• Description of the task: Rewrite every line of the records below as a numbered list, leaving out any blank lines.

○ ○ ○ ○

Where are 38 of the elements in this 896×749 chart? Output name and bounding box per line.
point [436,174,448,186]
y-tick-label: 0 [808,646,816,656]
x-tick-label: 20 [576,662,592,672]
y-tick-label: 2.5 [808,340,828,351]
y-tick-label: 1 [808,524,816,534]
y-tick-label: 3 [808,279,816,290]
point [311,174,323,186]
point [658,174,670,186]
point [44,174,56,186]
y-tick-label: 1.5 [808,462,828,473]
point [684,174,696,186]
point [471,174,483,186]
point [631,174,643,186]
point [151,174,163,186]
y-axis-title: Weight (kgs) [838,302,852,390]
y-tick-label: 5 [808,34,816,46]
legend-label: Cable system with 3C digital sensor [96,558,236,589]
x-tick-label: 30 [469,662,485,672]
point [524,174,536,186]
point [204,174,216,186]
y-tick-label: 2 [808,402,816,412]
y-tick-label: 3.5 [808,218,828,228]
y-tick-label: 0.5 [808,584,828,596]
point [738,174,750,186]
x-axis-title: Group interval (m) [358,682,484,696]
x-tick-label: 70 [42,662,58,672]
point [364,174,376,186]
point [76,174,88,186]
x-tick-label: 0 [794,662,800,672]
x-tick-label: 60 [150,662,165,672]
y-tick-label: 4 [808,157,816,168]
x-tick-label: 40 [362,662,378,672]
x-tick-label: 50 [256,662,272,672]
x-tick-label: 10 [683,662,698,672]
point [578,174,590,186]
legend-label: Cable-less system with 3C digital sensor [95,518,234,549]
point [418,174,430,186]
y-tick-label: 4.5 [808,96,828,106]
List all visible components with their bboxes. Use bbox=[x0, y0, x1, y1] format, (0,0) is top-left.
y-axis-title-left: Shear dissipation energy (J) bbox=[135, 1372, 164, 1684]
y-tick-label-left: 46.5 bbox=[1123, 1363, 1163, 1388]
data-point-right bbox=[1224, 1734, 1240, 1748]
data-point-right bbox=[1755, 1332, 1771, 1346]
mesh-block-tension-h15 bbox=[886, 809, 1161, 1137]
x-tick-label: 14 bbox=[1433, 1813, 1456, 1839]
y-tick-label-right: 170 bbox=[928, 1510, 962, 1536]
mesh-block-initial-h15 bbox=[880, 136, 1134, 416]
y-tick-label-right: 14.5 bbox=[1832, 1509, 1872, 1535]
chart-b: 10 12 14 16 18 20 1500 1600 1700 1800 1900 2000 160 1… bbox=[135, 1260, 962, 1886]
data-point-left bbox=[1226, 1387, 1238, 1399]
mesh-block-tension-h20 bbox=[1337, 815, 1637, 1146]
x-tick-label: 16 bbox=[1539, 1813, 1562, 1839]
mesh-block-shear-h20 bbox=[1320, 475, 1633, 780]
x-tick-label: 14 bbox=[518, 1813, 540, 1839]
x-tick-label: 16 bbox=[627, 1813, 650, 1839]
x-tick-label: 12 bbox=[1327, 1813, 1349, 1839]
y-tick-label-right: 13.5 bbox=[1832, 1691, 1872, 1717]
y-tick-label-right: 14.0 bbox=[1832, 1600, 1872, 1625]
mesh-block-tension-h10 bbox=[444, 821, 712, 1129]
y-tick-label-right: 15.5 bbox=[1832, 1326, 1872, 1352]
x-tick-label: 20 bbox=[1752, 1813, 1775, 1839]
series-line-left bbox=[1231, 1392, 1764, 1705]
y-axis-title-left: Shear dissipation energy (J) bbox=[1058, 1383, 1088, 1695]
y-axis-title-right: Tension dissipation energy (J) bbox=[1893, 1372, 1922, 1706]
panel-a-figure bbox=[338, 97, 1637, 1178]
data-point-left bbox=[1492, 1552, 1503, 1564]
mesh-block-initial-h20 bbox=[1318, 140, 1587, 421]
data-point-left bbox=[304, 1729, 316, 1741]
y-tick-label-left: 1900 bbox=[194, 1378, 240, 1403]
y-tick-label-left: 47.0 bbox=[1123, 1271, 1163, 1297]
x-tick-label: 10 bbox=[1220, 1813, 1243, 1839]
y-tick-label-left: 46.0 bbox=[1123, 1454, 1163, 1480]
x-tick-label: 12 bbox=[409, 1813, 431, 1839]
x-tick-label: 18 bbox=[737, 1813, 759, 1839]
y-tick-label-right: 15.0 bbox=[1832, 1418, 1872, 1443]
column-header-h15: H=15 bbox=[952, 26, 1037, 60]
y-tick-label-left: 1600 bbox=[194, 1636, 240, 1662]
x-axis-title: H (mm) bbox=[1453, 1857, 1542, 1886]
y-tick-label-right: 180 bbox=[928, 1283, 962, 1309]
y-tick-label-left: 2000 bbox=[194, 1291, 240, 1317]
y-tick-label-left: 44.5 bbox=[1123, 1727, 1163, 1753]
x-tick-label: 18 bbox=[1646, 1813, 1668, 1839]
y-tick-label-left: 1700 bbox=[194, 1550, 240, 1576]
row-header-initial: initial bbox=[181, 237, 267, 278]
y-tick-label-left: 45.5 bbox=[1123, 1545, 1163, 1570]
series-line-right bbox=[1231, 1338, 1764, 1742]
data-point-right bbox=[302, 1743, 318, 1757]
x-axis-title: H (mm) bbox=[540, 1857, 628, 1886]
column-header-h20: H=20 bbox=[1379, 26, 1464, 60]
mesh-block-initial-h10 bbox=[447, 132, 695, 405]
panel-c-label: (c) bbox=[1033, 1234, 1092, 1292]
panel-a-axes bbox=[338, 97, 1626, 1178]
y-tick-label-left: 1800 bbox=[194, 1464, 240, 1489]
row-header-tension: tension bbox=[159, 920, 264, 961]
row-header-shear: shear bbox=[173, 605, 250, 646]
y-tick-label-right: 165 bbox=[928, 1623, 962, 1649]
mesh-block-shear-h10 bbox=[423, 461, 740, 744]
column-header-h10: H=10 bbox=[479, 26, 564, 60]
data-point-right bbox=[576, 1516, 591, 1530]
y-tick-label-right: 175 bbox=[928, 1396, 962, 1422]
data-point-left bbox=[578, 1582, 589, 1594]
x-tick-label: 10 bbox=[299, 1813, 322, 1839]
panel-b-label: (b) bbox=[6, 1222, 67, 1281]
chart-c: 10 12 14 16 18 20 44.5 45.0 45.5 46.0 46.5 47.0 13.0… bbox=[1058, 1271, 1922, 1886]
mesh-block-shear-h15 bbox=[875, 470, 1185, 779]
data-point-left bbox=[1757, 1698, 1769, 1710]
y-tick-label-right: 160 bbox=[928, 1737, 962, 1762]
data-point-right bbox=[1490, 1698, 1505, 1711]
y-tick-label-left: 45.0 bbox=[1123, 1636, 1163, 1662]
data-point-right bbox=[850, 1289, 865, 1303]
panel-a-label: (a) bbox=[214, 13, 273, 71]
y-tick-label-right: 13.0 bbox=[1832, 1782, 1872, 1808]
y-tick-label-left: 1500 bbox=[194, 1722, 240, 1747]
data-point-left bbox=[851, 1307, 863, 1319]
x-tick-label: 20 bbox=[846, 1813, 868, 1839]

○ ○ ○ ○

• Solved exercise:
1. Where are 38 of the elements in this 896×749 chart? Output name and bounding box per line.
2. point [436,174,448,186]
3. y-tick-label: 0 [808,646,816,656]
4. x-tick-label: 20 [576,662,592,672]
5. y-tick-label: 2.5 [808,340,828,351]
6. y-tick-label: 1 [808,524,816,534]
7. y-tick-label: 3 [808,279,816,290]
8. point [311,174,323,186]
9. point [658,174,670,186]
10. point [44,174,56,186]
11. y-tick-label: 1.5 [808,462,828,473]
12. point [684,174,696,186]
13. point [471,174,483,186]
14. point [631,174,643,186]
15. point [151,174,163,186]
16. y-axis-title: Weight (kgs) [838,302,852,390]
17. y-tick-label: 5 [808,34,816,46]
18. legend-label: Cable system with 3C digital sensor [96,558,236,589]
19. x-tick-label: 30 [469,662,485,672]
20. point [524,174,536,186]
21. point [204,174,216,186]
22. y-tick-label: 2 [808,402,816,412]
23. y-tick-label: 3.5 [808,218,828,228]
24. y-tick-label: 0.5 [808,584,828,596]
25. point [738,174,750,186]
26. x-axis-title: Group interval (m) [358,682,484,696]
27. x-tick-label: 70 [42,662,58,672]
28. point [364,174,376,186]
29. point [76,174,88,186]
30. x-tick-label: 0 [794,662,800,672]
31. x-tick-label: 60 [150,662,165,672]
32. y-tick-label: 4 [808,157,816,168]
33. x-tick-label: 40 [362,662,378,672]
34. x-tick-label: 50 [256,662,272,672]
35. x-tick-label: 10 [683,662,698,672]
36. point [578,174,590,186]
37. legend-label: Cable-less system with 3C digital sensor [95,518,234,549]
38. point [418,174,430,186]
39. y-tick-label: 4.5 [808,96,828,106]
40. List all visible components with their bboxes. Use bbox=[x0, y0, x1, y1] format, (0,0) is top-left.
41. y-axis-title-left: Shear dissipation energy (J) bbox=[135, 1372, 164, 1684]
42. y-tick-label-left: 46.5 bbox=[1123, 1363, 1163, 1388]
43. data-point-right bbox=[1224, 1734, 1240, 1748]
44. data-point-right bbox=[1755, 1332, 1771, 1346]
45. mesh-block-tension-h15 bbox=[886, 809, 1161, 1137]
46. x-tick-label: 14 bbox=[1433, 1813, 1456, 1839]
47. y-tick-label-right: 170 bbox=[928, 1510, 962, 1536]
48. mesh-block-initial-h15 bbox=[880, 136, 1134, 416]
49. y-tick-label-right: 14.5 bbox=[1832, 1509, 1872, 1535]
50. chart-b: 10 12 14 16 18 20 1500 1600 1700 1800 1900 2000 160 1… bbox=[135, 1260, 962, 1886]
51. data-point-left bbox=[1226, 1387, 1238, 1399]
52. mesh-block-tension-h20 bbox=[1337, 815, 1637, 1146]
53. x-tick-label: 16 bbox=[1539, 1813, 1562, 1839]
54. mesh-block-shear-h20 bbox=[1320, 475, 1633, 780]
55. x-tick-label: 14 bbox=[518, 1813, 540, 1839]
56. x-tick-label: 16 bbox=[627, 1813, 650, 1839]
57. x-tick-label: 12 bbox=[1327, 1813, 1349, 1839]
58. y-tick-label-right: 13.5 bbox=[1832, 1691, 1872, 1717]
59. y-tick-label-right: 14.0 bbox=[1832, 1600, 1872, 1625]
60. mesh-block-tension-h10 bbox=[444, 821, 712, 1129]
61. y-tick-label-right: 15.5 bbox=[1832, 1326, 1872, 1352]
62. x-tick-label: 20 bbox=[1752, 1813, 1775, 1839]
63. series-line-left bbox=[1231, 1392, 1764, 1705]
64. y-axis-title-left: Shear dissipation energy (J) bbox=[1058, 1383, 1088, 1695]
65. y-axis-title-right: Tension dissipation energy (J) bbox=[1893, 1372, 1922, 1706]
66. panel-a-figure bbox=[338, 97, 1637, 1178]
67. data-point-left bbox=[1492, 1552, 1503, 1564]
68. mesh-block-initial-h20 bbox=[1318, 140, 1587, 421]
69. data-point-left bbox=[304, 1729, 316, 1741]
70. y-tick-label-left: 1900 bbox=[194, 1378, 240, 1403]
71. y-tick-label-left: 47.0 bbox=[1123, 1271, 1163, 1297]
72. x-tick-label: 10 bbox=[1220, 1813, 1243, 1839]
73. y-tick-label-left: 46.0 bbox=[1123, 1454, 1163, 1480]
74. x-tick-label: 12 bbox=[409, 1813, 431, 1839]
75. x-tick-label: 18 bbox=[737, 1813, 759, 1839]
76. y-tick-label-right: 15.0 bbox=[1832, 1418, 1872, 1443]
77. column-header-h15: H=15 bbox=[952, 26, 1037, 60]
78. y-tick-label-left: 1600 bbox=[194, 1636, 240, 1662]
79. x-axis-title: H (mm) bbox=[1453, 1857, 1542, 1886]
80. y-tick-label-right: 180 bbox=[928, 1283, 962, 1309]
81. y-tick-label-left: 2000 bbox=[194, 1291, 240, 1317]
82. y-tick-label-left: 44.5 bbox=[1123, 1727, 1163, 1753]
83. x-tick-label: 18 bbox=[1646, 1813, 1668, 1839]
84. y-tick-label-left: 1700 bbox=[194, 1550, 240, 1576]
85. row-header-initial: initial bbox=[181, 237, 267, 278]
86. y-tick-label-left: 45.5 bbox=[1123, 1545, 1163, 1570]
87. series-line-right bbox=[1231, 1338, 1764, 1742]
88. data-point-right bbox=[302, 1743, 318, 1757]
89. x-axis-title: H (mm) bbox=[540, 1857, 628, 1886]
90. column-header-h20: H=20 bbox=[1379, 26, 1464, 60]
91. mesh-block-initial-h10 bbox=[447, 132, 695, 405]
92. panel-c-label: (c) bbox=[1033, 1234, 1092, 1292]
93. panel-a-axes bbox=[338, 97, 1626, 1178]
94. y-tick-label-left: 1800 bbox=[194, 1464, 240, 1489]
95. row-header-tension: tension bbox=[159, 920, 264, 961]
96. row-header-shear: shear bbox=[173, 605, 250, 646]
97. y-tick-label-right: 165 bbox=[928, 1623, 962, 1649]
98. mesh-block-shear-h10 bbox=[423, 461, 740, 744]
99. column-header-h10: H=10 bbox=[479, 26, 564, 60]
100. data-point-right bbox=[576, 1516, 591, 1530]
101. y-tick-label-right: 175 bbox=[928, 1396, 962, 1422]
102. data-point-left bbox=[578, 1582, 589, 1594]
103. x-tick-label: 10 bbox=[299, 1813, 322, 1839]
104. panel-b-label: (b) bbox=[6, 1222, 67, 1281]
105. chart-c: 10 12 14 16 18 20 44.5 45.0 45.5 46.0 46.5 47.0 13.0… bbox=[1058, 1271, 1922, 1886]
106. mesh-block-shear-h15 bbox=[875, 470, 1185, 779]
107. data-point-left bbox=[1757, 1698, 1769, 1710]
108. y-tick-label-right: 160 bbox=[928, 1737, 962, 1762]
109. data-point-right bbox=[1490, 1698, 1505, 1711]
110. y-tick-label-left: 45.0 bbox=[1123, 1636, 1163, 1662]
111. data-point-right bbox=[850, 1289, 865, 1303]
112. panel-a-label: (a) bbox=[214, 13, 273, 71]
113. y-tick-label-right: 13.0 bbox=[1832, 1782, 1872, 1808]
114. y-tick-label-left: 1500 bbox=[194, 1722, 240, 1747]
115. data-point-left bbox=[851, 1307, 863, 1319]
116. x-tick-label: 20 bbox=[846, 1813, 868, 1839]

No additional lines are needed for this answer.